### Excerpts from an interface dataset
• • • •

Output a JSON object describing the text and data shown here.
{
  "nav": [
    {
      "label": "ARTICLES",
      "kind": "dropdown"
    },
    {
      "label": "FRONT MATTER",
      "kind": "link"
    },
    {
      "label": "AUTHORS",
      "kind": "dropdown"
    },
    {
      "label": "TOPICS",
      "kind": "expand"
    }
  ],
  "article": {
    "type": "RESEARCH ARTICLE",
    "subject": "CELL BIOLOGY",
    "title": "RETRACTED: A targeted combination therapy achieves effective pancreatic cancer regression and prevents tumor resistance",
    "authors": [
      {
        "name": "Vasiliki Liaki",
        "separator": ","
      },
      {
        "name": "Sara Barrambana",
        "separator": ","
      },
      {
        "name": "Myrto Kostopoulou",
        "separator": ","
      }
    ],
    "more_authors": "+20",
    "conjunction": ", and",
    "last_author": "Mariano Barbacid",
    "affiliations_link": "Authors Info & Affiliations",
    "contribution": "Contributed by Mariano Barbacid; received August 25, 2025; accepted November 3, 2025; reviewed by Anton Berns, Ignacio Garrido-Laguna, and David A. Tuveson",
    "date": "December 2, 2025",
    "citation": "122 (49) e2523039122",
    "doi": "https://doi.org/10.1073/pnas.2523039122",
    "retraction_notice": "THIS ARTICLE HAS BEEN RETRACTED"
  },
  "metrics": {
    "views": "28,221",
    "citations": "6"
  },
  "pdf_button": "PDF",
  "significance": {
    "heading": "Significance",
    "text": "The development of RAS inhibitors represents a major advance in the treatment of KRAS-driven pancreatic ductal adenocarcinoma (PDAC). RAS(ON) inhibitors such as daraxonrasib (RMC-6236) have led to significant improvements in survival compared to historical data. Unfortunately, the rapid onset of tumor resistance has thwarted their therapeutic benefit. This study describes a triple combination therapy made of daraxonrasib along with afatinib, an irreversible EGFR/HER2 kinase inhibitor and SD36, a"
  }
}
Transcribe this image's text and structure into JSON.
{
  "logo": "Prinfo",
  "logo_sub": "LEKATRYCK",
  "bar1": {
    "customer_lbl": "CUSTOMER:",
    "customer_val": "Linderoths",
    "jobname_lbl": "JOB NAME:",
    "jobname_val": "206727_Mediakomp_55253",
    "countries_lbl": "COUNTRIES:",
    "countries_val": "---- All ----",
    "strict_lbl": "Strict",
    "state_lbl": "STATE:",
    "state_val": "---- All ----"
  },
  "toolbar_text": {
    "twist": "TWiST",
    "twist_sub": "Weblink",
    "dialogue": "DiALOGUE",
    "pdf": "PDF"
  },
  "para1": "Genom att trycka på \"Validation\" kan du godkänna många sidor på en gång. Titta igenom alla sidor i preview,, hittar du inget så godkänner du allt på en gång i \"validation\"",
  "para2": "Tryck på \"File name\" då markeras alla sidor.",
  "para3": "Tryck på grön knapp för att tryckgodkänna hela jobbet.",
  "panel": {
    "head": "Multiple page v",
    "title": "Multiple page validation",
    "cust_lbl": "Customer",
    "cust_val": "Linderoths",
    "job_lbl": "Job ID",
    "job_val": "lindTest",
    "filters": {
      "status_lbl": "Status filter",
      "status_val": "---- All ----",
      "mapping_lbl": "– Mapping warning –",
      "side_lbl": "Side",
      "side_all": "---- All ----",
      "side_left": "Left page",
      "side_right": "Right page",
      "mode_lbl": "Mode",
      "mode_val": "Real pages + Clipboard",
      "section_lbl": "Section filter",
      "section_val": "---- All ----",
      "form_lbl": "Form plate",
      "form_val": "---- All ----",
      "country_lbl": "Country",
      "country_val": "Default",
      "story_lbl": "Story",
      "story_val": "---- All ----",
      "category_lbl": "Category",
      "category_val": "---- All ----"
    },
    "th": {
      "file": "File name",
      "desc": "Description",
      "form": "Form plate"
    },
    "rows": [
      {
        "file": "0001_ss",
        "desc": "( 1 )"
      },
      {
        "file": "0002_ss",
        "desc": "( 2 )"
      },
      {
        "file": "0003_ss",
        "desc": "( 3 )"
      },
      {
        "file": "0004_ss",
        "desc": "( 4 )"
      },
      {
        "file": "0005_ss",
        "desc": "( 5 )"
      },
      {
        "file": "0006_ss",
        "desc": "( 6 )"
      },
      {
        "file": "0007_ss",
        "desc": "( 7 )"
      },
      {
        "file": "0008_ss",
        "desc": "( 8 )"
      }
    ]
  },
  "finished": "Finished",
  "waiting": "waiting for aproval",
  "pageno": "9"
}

• • • •

Where a line in the records above contains the word "Mariano", copy that line.

### EXERCISE SOLUTION
    "last_author": "Mariano Barbacid",
    "contribution": "Contributed by Mariano Barbacid; received August 25, 2025; accepted November 3, 2025; reviewed by Anton Berns, Ignacio Garrido-Laguna, and David A. Tuveson",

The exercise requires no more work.